Problem to solve:
Write out all of the data exactly as it appears.

Dataset rows:
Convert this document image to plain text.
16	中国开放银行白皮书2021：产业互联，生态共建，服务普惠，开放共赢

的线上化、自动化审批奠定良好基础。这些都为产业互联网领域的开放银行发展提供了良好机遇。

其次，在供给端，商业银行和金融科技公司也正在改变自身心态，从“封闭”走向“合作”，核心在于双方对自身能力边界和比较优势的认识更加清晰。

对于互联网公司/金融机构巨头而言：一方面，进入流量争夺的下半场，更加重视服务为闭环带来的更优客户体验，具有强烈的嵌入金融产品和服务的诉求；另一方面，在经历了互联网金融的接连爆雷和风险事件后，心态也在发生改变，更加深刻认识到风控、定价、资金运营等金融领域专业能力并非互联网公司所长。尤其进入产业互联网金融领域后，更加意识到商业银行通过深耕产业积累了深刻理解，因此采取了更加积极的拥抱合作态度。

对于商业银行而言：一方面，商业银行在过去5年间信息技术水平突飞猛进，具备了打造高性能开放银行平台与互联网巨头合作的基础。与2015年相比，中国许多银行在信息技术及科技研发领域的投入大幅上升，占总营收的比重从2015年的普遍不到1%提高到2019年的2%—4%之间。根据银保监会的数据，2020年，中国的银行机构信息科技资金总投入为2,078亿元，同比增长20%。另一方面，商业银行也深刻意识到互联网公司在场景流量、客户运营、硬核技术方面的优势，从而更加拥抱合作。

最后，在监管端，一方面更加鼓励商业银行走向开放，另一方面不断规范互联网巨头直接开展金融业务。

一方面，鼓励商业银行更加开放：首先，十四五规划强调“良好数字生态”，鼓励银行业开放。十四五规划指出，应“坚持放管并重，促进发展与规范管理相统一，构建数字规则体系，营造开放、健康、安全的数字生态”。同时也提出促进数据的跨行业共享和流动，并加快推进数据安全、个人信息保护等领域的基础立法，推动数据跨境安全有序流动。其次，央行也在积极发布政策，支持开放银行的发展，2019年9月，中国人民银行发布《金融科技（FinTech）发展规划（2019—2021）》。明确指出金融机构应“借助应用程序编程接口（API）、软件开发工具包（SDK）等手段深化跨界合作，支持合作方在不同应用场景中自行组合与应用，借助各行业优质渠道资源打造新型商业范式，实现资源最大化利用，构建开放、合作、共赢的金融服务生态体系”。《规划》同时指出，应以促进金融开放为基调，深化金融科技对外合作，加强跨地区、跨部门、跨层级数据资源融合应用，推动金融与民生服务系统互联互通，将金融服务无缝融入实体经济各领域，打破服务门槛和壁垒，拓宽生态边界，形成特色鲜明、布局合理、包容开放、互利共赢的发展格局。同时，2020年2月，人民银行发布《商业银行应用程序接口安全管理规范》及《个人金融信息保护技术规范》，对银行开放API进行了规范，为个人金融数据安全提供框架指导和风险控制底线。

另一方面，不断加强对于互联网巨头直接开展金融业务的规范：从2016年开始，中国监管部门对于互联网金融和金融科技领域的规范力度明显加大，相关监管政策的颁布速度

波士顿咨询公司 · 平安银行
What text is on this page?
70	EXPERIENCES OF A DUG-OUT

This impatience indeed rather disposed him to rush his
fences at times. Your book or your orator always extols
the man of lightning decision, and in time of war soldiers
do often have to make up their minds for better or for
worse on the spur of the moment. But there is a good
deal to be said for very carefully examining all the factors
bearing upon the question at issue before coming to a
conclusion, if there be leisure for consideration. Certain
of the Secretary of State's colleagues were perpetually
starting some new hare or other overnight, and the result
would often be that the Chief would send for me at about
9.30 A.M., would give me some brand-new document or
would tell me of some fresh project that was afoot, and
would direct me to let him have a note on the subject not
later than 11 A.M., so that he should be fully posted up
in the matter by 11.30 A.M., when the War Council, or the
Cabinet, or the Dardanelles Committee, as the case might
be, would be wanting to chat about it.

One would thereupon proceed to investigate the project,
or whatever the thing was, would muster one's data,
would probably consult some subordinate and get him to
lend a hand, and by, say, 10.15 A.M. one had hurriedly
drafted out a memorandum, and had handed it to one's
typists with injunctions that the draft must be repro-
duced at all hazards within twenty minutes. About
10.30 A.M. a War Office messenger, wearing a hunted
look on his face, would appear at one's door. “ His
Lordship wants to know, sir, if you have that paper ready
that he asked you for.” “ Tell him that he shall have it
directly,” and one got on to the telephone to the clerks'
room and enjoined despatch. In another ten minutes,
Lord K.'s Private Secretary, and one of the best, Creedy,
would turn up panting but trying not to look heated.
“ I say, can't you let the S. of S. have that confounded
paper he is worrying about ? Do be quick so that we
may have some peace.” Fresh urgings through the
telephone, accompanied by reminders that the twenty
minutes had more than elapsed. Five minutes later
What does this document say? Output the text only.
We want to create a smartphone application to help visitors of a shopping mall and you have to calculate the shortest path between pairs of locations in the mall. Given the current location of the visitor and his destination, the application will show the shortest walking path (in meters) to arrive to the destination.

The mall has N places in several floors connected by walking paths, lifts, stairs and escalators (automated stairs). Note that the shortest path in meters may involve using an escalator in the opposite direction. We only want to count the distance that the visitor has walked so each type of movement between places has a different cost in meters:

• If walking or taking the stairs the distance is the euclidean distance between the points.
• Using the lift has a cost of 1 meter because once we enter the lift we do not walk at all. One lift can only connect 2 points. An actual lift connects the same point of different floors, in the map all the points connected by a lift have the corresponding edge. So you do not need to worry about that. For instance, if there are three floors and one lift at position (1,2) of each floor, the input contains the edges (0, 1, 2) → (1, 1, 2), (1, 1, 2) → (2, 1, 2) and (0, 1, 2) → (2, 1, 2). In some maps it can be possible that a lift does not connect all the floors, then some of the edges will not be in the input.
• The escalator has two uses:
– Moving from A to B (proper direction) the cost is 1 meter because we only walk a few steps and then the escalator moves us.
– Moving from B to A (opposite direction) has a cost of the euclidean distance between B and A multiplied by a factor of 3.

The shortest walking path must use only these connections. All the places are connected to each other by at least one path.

Response:
Convert this document image to plain text.
16	中国开放银行白皮书2021：产业互联，生态共建，服务普惠，开放共赢

的线上化、自动化审批奠定良好基础。这些都为产业互联网领域的开放银行发展提供了良好机遇。

其次，在供给端，商业银行和金融科技公司也正在改变自身心态，从“封闭”走向“合作”，核心在于双方对自身能力边界和比较优势的认识更加清晰。

对于互联网公司/金融机构巨头而言：一方面，进入流量争夺的下半场，更加重视服务为闭环带来的更优客户体验，具有强烈的嵌入金融产品和服务的诉求；另一方面，在经历了互联网金融的接连爆雷和风险事件后，心态也在发生改变，更加深刻认识到风控、定价、资金运营等金融领域专业能力并非互联网公司所长。尤其进入产业互联网金融领域后，更加意识到商业银行通过深耕产业积累了深刻理解，因此采取了更加积极的拥抱合作态度。

对于商业银行而言：一方面，商业银行在过去5年间信息技术水平突飞猛进，具备了打造高性能开放银行平台与互联网巨头合作的基础。与2015年相比，中国许多银行在信息技术及科技研发领域的投入大幅上升，占总营收的比重从2015年的普遍不到1%提高到2019年的2%—4%之间。根据银保监会的数据，2020年，中国的银行机构信息科技资金总投入为2,078亿元，同比增长20%。另一方面，商业银行也深刻意识到互联网公司在场景流量、客户运营、硬核技术方面的优势，从而更加拥抱合作。

最后，在监管端，一方面更加鼓励商业银行走向开放，另一方面不断规范互联网巨头直接开展金融业务。

一方面，鼓励商业银行更加开放：首先，十四五规划强调“良好数字生态”，鼓励银行业开放。十四五规划指出，应“坚持放管并重，促进发展与规范管理相统一，构建数字规则体系，营造开放、健康、安全的数字生态”。同时也提出促进数据的跨行业共享和流动，并加快推进数据安全、个人信息保护等领域的基础立法，推动数据跨境安全有序流动。其次，央行也在积极发布政策，支持开放银行的发展，2019年9月，中国人民银行发布《金融科技（FinTech）发展规划（2019—2021）》。明确指出金融机构应“借助应用程序编程接口（API）、软件开发工具包（SDK）等手段深化跨界合作，支持合作方在不同应用场景中自行组合与应用，借助各行业优质渠道资源打造新型商业范式，实现资源最大化利用，构建开放、合作、共赢的金融服务生态体系”。《规划》同时指出，应以促进金融开放为基调，深化金融科技对外合作，加强跨地区、跨部门、跨层级数据资源融合应用，推动金融与民生服务系统互联互通，将金融服务无缝融入实体经济各领域，打破服务门槛和壁垒，拓宽生态边界，形成特色鲜明、布局合理、包容开放、互利共赢的发展格局。同时，2020年2月，人民银行发布《商业银行应用程序接口安全管理规范》及《个人金融信息保护技术规范》，对银行开放API进行了规范，为个人金融数据安全提供框架指导和风险控制底线。

另一方面，不断加强对于互联网巨头直接开展金融业务的规范：从2016年开始，中国监管部门对于互联网金融和金融科技领域的规范力度明显加大，相关监管政策的颁布速度

波士顿咨询公司 · 平安银行
What text is on this page?
70	EXPERIENCES OF A DUG-OUT

This impatience indeed rather disposed him to rush his
fences at times. Your book or your orator always extols
the man of lightning decision, and in time of war soldiers
do often have to make up their minds for better or for
worse on the spur of the moment. But there is a good
deal to be said for very carefully examining all the factors
bearing upon the question at issue before coming to a
conclusion, if there be leisure for consideration. Certain
of the Secretary of State's colleagues were perpetually
starting some new hare or other overnight, and the result
would often be that the Chief would send for me at about
9.30 A.M., would give me some brand-new document or
would tell me of some fresh project that was afoot, and
would direct me to let him have a note on the subject not
later than 11 A.M., so that he should be fully posted up
in the matter by 11.30 A.M., when the War Council, or the
Cabinet, or the Dardanelles Committee, as the case might
be, would be wanting to chat about it.

One would thereupon proceed to investigate the project,
or whatever the thing was, would muster one's data,
would probably consult some subordinate and get him to
lend a hand, and by, say, 10.15 A.M. one had hurriedly
drafted out a memorandum, and had handed it to one's
typists with injunctions that the draft must be repro-
duced at all hazards within twenty minutes. About
10.30 A.M. a War Office messenger, wearing a hunted
look on his face, would appear at one's door. “ His
Lordship wants to know, sir, if you have that paper ready
that he asked you for.” “ Tell him that he shall have it
directly,” and one got on to the telephone to the clerks'
room and enjoined despatch. In another ten minutes,
Lord K.'s Private Secretary, and one of the best, Creedy,
would turn up panting but trying not to look heated.
“ I say, can't you let the S. of S. have that confounded
paper he is worrying about ? Do be quick so that we
may have some peace.” Fresh urgings through the
telephone, accompanied by reminders that the twenty
minutes had more than elapsed. Five minutes later
What does this document say? Output the text only.
We want to create a smartphone application to help visitors of a shopping mall and you have to calculate the shortest path between pairs of locations in the mall. Given the current location of the visitor and his destination, the application will show the shortest walking path (in meters) to arrive to the destination.

The mall has N places in several floors connected by walking paths, lifts, stairs and escalators (automated stairs). Note that the shortest path in meters may involve using an escalator in the opposite direction. We only want to count the distance that the visitor has walked so each type of movement between places has a different cost in meters:

• If walking or taking the stairs the distance is the euclidean distance between the points.
• Using the lift has a cost of 1 meter because once we enter the lift we do not walk at all. One lift can only connect 2 points. An actual lift connects the same point of different floors, in the map all the points connected by a lift have the corresponding edge. So you do not need to worry about that. For instance, if there are three floors and one lift at position (1,2) of each floor, the input contains the edges (0, 1, 2) → (1, 1, 2), (1, 1, 2) → (2, 1, 2) and (0, 1, 2) → (2, 1, 2). In some maps it can be possible that a lift does not connect all the floors, then some of the edges will not be in the input.
• The escalator has two uses:
– Moving from A to B (proper direction) the cost is 1 meter because we only walk a few steps and then the escalator moves us.
– Moving from B to A (opposite direction) has a cost of the euclidean distance between B and A multiplied by a factor of 3.

The shortest walking path must use only these connections. All the places are connected to each other by at least one path.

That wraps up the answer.